Your task
Show every line in the records below that contains the word "그러니까".

* * *

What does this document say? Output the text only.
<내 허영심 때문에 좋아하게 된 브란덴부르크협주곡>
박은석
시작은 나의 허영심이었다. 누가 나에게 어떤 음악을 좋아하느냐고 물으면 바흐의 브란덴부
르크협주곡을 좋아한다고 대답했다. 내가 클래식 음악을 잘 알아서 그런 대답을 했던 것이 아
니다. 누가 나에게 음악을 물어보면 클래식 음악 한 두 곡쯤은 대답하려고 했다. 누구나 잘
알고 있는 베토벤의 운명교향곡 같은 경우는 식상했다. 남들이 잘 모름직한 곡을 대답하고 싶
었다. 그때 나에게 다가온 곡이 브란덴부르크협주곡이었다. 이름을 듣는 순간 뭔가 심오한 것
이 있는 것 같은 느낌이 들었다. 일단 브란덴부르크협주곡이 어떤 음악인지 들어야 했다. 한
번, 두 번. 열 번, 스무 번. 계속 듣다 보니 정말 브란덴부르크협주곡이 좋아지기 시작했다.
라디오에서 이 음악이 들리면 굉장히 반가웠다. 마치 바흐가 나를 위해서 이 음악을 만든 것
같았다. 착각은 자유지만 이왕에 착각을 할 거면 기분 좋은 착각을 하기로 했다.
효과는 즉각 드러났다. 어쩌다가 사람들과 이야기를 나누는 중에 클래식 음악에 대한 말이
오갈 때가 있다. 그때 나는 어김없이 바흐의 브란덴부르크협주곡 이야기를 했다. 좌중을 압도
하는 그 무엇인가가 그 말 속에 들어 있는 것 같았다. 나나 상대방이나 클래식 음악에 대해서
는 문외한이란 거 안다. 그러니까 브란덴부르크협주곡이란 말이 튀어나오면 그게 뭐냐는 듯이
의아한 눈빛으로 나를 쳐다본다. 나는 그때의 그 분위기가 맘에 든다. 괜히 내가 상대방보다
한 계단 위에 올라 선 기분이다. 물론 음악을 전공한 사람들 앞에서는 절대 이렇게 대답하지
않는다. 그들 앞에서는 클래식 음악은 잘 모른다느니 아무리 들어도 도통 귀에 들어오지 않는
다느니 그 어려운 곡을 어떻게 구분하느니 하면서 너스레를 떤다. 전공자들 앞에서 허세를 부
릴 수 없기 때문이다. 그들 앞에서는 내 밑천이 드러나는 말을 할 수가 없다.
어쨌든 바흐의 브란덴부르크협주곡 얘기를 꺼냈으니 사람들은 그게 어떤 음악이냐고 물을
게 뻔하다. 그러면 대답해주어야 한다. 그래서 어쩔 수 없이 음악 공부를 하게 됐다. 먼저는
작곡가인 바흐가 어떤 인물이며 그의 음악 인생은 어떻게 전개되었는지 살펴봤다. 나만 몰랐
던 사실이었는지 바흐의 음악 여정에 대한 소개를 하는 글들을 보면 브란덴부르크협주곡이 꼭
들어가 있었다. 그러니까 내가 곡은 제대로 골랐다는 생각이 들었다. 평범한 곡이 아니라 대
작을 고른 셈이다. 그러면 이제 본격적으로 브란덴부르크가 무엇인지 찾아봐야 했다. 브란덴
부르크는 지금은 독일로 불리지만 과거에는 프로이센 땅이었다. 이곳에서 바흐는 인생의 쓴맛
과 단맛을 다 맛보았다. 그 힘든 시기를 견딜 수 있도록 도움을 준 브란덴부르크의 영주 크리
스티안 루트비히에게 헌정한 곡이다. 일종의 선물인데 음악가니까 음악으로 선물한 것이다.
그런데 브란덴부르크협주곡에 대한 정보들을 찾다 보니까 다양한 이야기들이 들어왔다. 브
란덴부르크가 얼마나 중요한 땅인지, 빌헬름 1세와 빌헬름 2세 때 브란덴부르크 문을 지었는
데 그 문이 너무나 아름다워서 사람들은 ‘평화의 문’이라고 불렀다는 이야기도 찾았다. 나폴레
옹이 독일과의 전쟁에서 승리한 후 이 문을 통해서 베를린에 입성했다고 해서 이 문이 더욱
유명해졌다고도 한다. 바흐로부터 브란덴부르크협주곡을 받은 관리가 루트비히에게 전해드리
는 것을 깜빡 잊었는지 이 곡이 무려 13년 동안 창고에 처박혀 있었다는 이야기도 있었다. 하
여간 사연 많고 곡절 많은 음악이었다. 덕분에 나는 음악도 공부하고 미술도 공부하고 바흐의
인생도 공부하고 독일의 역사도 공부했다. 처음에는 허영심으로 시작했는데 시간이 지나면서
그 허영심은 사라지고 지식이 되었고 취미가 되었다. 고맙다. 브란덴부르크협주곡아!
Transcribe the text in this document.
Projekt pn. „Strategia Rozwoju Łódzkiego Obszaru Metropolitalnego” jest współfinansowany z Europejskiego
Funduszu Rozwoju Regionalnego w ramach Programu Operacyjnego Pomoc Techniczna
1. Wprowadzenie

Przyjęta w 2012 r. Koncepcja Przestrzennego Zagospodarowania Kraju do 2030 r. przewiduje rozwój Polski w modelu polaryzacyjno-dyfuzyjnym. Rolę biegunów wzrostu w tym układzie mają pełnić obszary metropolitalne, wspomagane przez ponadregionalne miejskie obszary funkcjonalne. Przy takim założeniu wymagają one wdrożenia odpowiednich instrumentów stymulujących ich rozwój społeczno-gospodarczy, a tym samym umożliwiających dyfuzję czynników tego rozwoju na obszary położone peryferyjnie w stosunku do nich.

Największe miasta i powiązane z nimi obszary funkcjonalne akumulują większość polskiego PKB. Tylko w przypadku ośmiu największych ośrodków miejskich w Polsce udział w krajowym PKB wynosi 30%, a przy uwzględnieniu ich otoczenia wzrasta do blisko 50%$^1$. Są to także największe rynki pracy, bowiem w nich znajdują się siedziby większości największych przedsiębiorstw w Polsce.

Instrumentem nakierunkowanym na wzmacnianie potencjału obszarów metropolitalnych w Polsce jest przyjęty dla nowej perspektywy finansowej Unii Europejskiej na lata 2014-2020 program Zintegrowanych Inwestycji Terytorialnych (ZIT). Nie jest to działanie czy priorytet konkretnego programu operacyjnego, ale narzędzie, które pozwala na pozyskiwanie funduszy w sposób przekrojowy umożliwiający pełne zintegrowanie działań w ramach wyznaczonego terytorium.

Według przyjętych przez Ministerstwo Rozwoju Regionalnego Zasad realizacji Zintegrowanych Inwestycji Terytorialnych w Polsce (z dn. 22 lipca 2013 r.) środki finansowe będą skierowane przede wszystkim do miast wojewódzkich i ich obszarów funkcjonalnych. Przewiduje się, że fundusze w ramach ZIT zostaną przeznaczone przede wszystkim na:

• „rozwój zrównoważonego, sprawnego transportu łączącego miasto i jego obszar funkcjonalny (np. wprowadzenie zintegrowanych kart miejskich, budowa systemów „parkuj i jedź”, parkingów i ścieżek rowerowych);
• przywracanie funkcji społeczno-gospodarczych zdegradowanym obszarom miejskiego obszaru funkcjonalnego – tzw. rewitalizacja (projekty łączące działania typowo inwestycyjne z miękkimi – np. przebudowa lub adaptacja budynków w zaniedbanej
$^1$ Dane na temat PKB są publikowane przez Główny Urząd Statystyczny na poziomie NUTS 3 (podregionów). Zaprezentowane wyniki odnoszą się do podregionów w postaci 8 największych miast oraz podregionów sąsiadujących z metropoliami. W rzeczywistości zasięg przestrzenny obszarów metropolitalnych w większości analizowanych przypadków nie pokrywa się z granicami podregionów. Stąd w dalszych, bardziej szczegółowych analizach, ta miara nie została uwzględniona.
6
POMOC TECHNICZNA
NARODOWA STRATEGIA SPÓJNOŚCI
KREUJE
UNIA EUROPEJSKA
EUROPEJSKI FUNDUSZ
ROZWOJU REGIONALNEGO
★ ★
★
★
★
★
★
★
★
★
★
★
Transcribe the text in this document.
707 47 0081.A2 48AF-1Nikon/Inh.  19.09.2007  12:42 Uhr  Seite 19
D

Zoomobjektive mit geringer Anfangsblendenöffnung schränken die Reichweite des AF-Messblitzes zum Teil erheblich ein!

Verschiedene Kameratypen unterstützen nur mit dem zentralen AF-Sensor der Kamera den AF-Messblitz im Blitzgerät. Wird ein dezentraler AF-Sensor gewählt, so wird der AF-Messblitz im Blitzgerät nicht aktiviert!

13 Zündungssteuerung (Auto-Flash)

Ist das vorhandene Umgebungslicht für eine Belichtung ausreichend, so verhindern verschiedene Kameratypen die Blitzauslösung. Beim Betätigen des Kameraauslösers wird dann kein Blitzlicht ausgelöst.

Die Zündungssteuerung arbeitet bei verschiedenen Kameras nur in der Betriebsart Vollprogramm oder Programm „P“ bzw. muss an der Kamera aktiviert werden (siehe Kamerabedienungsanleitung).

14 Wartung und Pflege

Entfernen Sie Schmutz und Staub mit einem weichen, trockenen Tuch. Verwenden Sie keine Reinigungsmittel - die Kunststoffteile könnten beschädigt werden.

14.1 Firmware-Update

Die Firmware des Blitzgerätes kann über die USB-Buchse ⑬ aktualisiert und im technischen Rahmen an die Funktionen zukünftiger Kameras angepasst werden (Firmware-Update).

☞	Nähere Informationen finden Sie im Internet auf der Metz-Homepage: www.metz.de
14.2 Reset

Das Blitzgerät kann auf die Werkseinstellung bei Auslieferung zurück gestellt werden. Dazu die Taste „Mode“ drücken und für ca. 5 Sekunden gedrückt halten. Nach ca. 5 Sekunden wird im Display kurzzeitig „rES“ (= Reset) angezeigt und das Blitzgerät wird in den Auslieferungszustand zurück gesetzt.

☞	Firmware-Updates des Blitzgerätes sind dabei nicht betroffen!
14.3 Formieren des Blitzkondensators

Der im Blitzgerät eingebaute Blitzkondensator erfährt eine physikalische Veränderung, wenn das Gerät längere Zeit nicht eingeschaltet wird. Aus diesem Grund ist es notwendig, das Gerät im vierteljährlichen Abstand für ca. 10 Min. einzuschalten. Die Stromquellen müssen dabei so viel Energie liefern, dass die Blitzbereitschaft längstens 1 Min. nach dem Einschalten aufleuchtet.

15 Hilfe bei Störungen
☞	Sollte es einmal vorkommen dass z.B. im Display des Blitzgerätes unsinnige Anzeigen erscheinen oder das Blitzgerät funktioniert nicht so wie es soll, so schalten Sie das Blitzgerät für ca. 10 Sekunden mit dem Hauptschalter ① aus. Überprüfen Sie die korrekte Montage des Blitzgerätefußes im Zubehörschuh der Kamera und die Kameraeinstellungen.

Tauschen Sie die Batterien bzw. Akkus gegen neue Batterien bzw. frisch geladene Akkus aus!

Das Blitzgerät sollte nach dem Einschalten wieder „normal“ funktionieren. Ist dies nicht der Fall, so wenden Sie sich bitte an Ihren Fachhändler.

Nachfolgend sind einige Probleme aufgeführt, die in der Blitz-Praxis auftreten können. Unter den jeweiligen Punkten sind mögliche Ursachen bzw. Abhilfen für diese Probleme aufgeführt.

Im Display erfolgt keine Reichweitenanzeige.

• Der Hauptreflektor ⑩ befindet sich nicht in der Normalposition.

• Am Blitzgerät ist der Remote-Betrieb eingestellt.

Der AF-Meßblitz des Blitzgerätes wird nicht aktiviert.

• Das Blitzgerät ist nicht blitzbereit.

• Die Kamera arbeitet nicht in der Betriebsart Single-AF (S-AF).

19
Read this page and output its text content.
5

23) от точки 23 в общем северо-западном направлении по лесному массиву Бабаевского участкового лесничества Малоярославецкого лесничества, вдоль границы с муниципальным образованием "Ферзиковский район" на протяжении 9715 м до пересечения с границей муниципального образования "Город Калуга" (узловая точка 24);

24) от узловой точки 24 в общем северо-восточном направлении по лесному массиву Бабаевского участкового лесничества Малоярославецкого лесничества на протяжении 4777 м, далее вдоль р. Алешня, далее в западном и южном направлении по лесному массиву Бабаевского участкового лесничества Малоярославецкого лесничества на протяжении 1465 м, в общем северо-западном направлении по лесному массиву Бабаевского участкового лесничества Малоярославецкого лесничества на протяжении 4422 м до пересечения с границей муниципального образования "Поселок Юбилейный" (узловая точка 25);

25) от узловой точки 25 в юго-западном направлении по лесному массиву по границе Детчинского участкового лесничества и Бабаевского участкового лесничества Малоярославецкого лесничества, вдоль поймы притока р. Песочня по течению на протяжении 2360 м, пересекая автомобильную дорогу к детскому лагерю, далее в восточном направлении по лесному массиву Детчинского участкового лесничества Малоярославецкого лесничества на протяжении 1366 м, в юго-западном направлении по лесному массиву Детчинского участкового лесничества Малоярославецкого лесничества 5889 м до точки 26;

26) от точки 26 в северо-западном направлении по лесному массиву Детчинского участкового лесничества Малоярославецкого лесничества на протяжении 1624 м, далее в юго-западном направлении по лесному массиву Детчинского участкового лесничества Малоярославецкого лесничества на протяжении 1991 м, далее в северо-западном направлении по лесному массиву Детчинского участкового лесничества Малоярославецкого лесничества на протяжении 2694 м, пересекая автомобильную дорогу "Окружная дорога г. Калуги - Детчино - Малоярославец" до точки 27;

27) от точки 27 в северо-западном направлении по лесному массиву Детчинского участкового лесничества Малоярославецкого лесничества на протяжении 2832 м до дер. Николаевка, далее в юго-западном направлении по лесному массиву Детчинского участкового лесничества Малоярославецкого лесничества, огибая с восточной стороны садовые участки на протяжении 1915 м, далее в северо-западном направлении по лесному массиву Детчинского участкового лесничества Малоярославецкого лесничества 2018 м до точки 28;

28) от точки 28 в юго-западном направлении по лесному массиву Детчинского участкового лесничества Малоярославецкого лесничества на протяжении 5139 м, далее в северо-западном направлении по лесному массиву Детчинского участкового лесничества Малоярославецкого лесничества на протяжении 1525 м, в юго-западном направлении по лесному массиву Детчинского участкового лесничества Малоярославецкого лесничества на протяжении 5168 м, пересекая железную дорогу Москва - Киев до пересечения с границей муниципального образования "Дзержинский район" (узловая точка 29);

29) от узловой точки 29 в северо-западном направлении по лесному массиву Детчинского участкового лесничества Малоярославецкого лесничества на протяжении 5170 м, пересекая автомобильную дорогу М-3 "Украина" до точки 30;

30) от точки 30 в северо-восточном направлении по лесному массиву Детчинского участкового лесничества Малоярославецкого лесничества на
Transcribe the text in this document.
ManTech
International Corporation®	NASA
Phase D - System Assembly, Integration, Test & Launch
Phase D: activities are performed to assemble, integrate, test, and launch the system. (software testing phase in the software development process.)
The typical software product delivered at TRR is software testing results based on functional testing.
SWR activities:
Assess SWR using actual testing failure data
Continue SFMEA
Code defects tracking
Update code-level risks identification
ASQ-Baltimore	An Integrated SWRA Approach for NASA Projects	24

* * *

The reply
는 문외한이란 거 안다. 그러니까 브란덴부르크협주곡이란 말이 튀어나오면 그게 뭐냐는 듯이
들어가 있었다. 그러니까 내가 곡은 제대로 골랐다는 생각이 들었다. 평범한 곡이 아니라 대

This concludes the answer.